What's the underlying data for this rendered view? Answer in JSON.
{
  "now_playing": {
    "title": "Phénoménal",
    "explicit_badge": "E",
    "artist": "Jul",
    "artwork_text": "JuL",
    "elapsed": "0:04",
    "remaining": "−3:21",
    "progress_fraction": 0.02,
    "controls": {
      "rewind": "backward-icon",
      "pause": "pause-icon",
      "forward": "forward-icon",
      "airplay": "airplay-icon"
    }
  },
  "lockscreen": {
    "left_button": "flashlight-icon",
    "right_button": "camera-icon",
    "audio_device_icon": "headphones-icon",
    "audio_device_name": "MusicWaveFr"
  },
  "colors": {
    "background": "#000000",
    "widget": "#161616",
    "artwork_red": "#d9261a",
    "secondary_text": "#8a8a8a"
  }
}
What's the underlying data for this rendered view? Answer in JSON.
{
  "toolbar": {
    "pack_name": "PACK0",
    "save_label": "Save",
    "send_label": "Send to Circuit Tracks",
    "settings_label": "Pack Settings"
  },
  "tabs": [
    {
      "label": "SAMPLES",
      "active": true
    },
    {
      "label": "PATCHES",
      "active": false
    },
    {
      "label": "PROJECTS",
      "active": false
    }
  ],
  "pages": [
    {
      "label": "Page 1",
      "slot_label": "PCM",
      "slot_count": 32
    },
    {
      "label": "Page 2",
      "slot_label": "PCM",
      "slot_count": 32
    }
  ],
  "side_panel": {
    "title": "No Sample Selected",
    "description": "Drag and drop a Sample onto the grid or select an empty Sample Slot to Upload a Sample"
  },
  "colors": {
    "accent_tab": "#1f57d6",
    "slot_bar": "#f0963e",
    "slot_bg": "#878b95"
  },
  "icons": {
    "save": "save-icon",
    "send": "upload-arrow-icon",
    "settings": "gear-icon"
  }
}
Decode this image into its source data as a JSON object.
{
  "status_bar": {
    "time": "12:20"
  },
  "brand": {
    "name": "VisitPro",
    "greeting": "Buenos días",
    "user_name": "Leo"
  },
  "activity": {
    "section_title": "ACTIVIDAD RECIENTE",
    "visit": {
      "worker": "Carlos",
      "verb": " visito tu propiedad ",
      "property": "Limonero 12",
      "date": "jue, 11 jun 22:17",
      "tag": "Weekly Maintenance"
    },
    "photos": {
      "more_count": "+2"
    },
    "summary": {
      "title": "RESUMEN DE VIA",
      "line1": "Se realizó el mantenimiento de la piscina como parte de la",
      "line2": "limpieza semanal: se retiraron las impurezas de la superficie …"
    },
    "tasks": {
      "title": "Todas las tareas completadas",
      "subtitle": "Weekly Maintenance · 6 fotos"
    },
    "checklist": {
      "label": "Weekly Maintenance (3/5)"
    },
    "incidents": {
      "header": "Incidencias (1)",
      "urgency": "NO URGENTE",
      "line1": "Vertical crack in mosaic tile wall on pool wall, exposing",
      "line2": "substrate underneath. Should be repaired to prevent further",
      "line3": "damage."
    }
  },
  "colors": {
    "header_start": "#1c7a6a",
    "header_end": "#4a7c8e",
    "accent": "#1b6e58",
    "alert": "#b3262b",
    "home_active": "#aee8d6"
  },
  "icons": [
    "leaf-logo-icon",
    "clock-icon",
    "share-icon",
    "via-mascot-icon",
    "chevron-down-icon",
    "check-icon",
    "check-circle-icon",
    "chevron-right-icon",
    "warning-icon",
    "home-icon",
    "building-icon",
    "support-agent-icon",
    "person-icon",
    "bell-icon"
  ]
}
- - - - -
## Job
Nothing should be left out: return all of the records exactly.

## The response
What's the underlying data for this rendered view? Answer in JSON.
{
  "now_playing": {
    "title": "Phénoménal",
    "explicit_badge": "E",
    "artist": "Jul",
    "artwork_text": "JuL",
    "elapsed": "0:04",
    "remaining": "−3:21",
    "progress_fraction": 0.02,
    "controls": {
      "rewind": "backward-icon",
      "pause": "pause-icon",
      "forward": "forward-icon",
      "airplay": "airplay-icon"
    }
  },
  "lockscreen": {
    "left_button": "flashlight-icon",
    "right_button": "camera-icon",
    "audio_device_icon": "headphones-icon",
    "audio_device_name": "MusicWaveFr"
  },
  "colors": {
    "background": "#000000",
    "widget": "#161616",
    "artwork_red": "#d9261a",
    "secondary_text": "#8a8a8a"
  }
}
What's the underlying data for this rendered view? Answer in JSON.
{
  "toolbar": {
    "pack_name": "PACK0",
    "save_label": "Save",
    "send_label": "Send to Circuit Tracks",
    "settings_label": "Pack Settings"
  },
  "tabs": [
    {
      "label": "SAMPLES",
      "active": true
    },
    {
      "label": "PATCHES",
      "active": false
    },
    {
      "label": "PROJECTS",
      "active": false
    }
  ],
  "pages": [
    {
      "label": "Page 1",
      "slot_label": "PCM",
      "slot_count": 32
    },
    {
      "label": "Page 2",
      "slot_label": "PCM",
      "slot_count": 32
    }
  ],
  "side_panel": {
    "title": "No Sample Selected",
    "description": "Drag and drop a Sample onto the grid or select an empty Sample Slot to Upload a Sample"
  },
  "colors": {
    "accent_tab": "#1f57d6",
    "slot_bar": "#f0963e",
    "slot_bg": "#878b95"
  },
  "icons": {
    "save": "save-icon",
    "send": "upload-arrow-icon",
    "settings": "gear-icon"
  }
}
Decode this image into its source data as a JSON object.
{
  "status_bar": {
    "time": "12:20"
  },
  "brand": {
    "name": "VisitPro",
    "greeting": "Buenos días",
    "user_name": "Leo"
  },
  "activity": {
    "section_title": "ACTIVIDAD RECIENTE",
    "visit": {
      "worker": "Carlos",
      "verb": " visito tu propiedad ",
      "property": "Limonero 12",
      "date": "jue, 11 jun 22:17",
      "tag": "Weekly Maintenance"
    },
    "photos": {
      "more_count": "+2"
    },
    "summary": {
      "title": "RESUMEN DE VIA",
      "line1": "Se realizó el mantenimiento de la piscina como parte de la",
      "line2": "limpieza semanal: se retiraron las impurezas de la superficie …"
    },
    "tasks": {
      "title": "Todas las tareas completadas",
      "subtitle": "Weekly Maintenance · 6 fotos"
    },
    "checklist": {
      "label": "Weekly Maintenance (3/5)"
    },
    "incidents": {
      "header": "Incidencias (1)",
      "urgency": "NO URGENTE",
      "line1": "Vertical crack in mosaic tile wall on pool wall, exposing",
      "line2": "substrate underneath. Should be repaired to prevent further",
      "line3": "damage."
    }
  },
  "colors": {
    "header_start": "#1c7a6a",
    "header_end": "#4a7c8e",
    "accent": "#1b6e58",
    "alert": "#b3262b",
    "home_active": "#aee8d6"
  },
  "icons": [
    "leaf-logo-icon",
    "clock-icon",
    "share-icon",
    "via-mascot-icon",
    "chevron-down-icon",
    "check-icon",
    "check-circle-icon",
    "chevron-right-icon",
    "warning-icon",
    "home-icon",
    "building-icon",
    "support-agent-icon",
    "person-icon",
    "bell-icon"
  ]
}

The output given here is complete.